## Aim
Make a verbatim copy of the entries below; pictures stay out.

## The data
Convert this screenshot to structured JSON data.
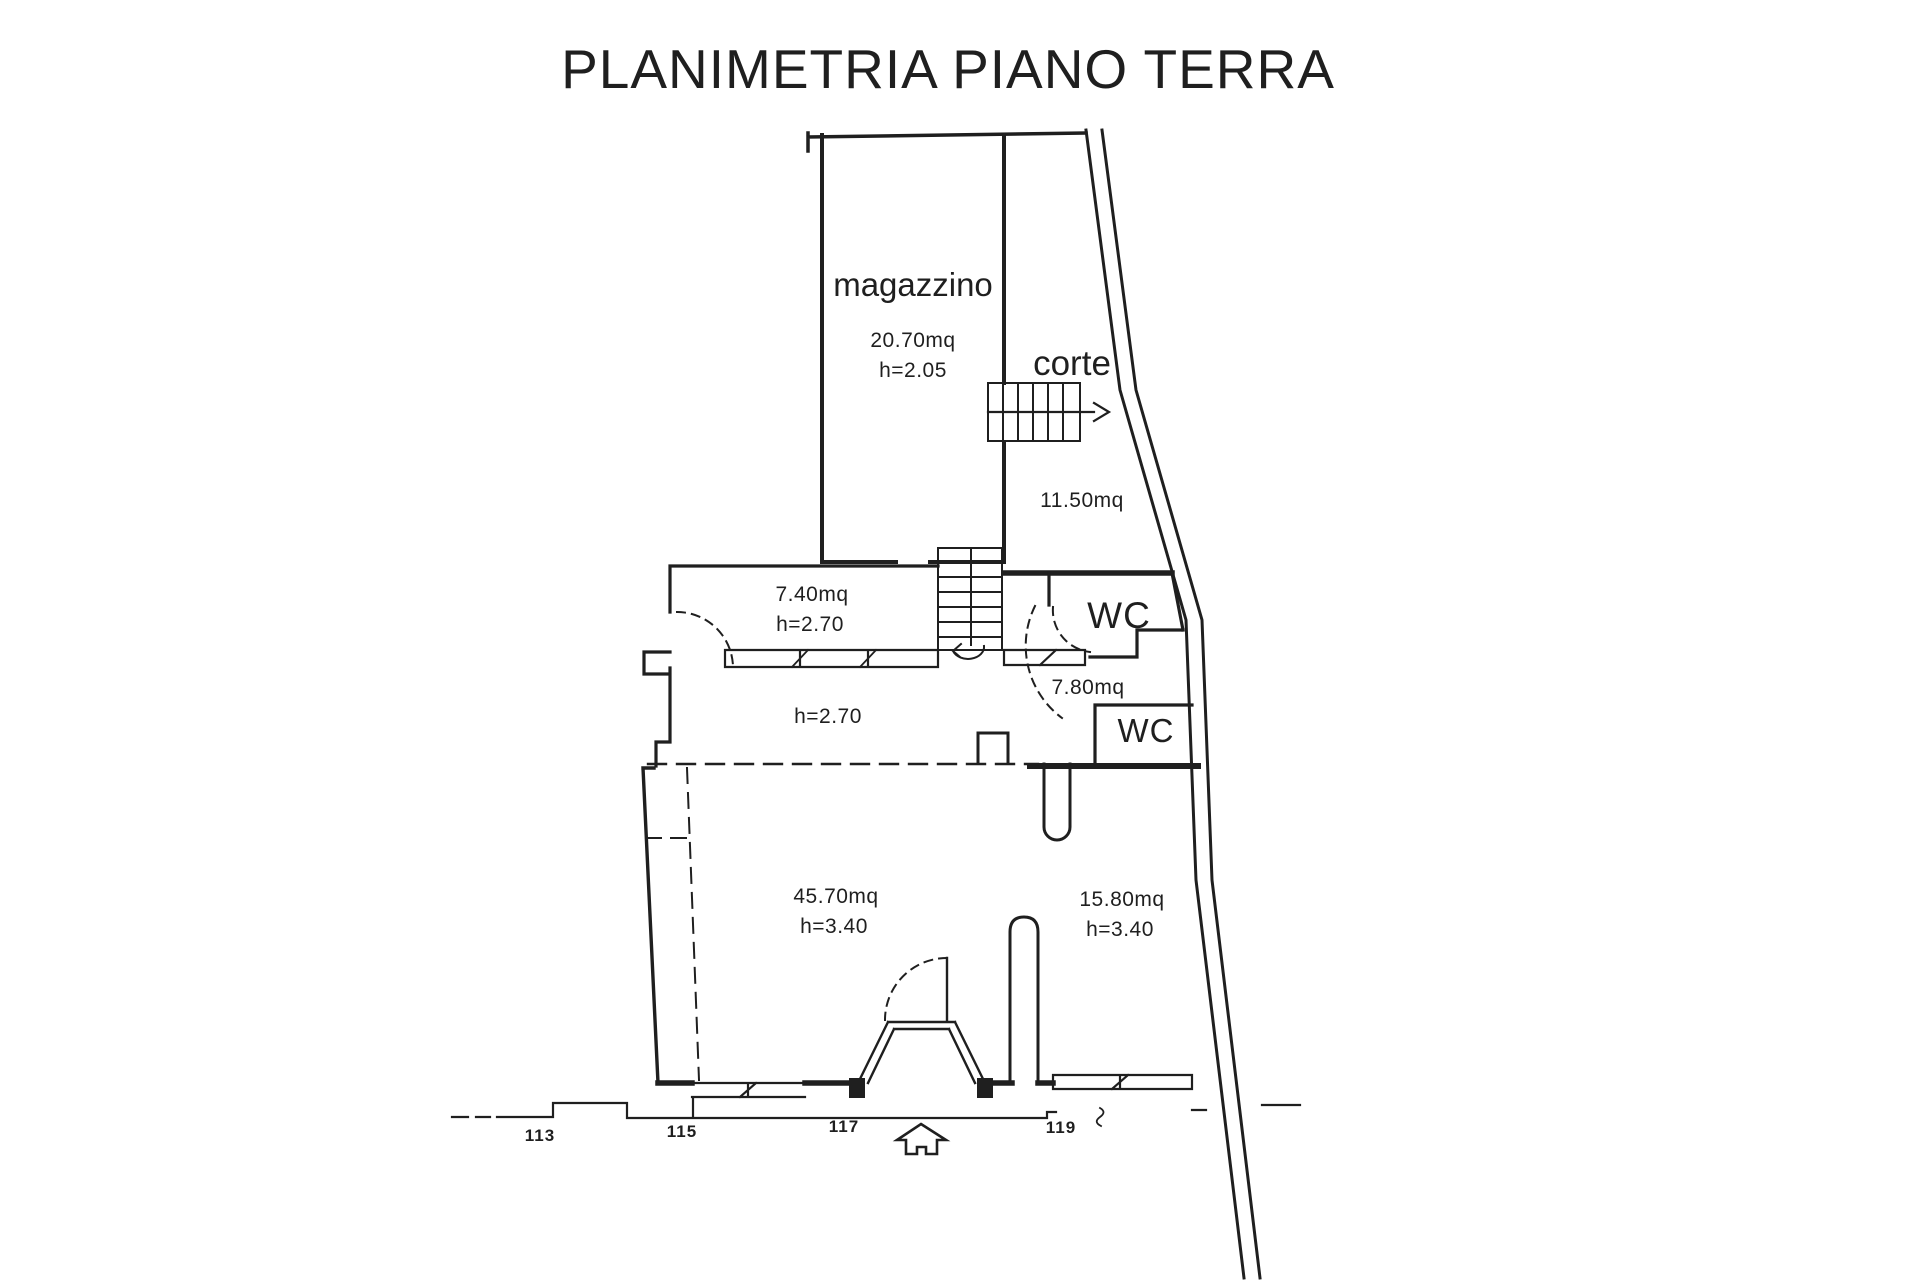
{
  "title": "PLANIMETRIA PIANO TERRA",
  "labels": {
    "magazzino": {
      "name": "magazzino",
      "area": "20.70mq",
      "height": "h=2.05"
    },
    "corte": {
      "name": "corte",
      "area": "11.50mq"
    },
    "storage": {
      "area": "7.40mq",
      "height": "h=2.70"
    },
    "hallway": {
      "height": "h=2.70"
    },
    "wc_upper": {
      "name": "WC"
    },
    "antibagno": {
      "area": "7.80mq"
    },
    "wc_lower": {
      "name": "WC"
    },
    "main_room": {
      "area": "45.70mq",
      "height": "h=3.40"
    },
    "side_room": {
      "area": "15.80mq",
      "height": "h=3.40"
    }
  },
  "street_numbers": [
    "113",
    "115",
    "117",
    "119"
  ],
  "colors": {
    "ink": "#1f1f1f",
    "paper": "#ffffff"
  }
}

## Result for this exercise
Convert this screenshot to structured JSON data.
{
  "title": "PLANIMETRIA PIANO TERRA",
  "labels": {
    "magazzino": {
      "name": "magazzino",
      "area": "20.70mq",
      "height": "h=2.05"
    },
    "corte": {
      "name": "corte",
      "area": "11.50mq"
    },
    "storage": {
      "area": "7.40mq",
      "height": "h=2.70"
    },
    "hallway": {
      "height": "h=2.70"
    },
    "wc_upper": {
      "name": "WC"
    },
    "antibagno": {
      "area": "7.80mq"
    },
    "wc_lower": {
      "name": "WC"
    },
    "main_room": {
      "area": "45.70mq",
      "height": "h=3.40"
    },
    "side_room": {
      "area": "15.80mq",
      "height": "h=3.40"
    }
  },
  "street_numbers": [
    "113",
    "115",
    "117",
    "119"
  ],
  "colors": {
    "ink": "#1f1f1f",
    "paper": "#ffffff"
  }
}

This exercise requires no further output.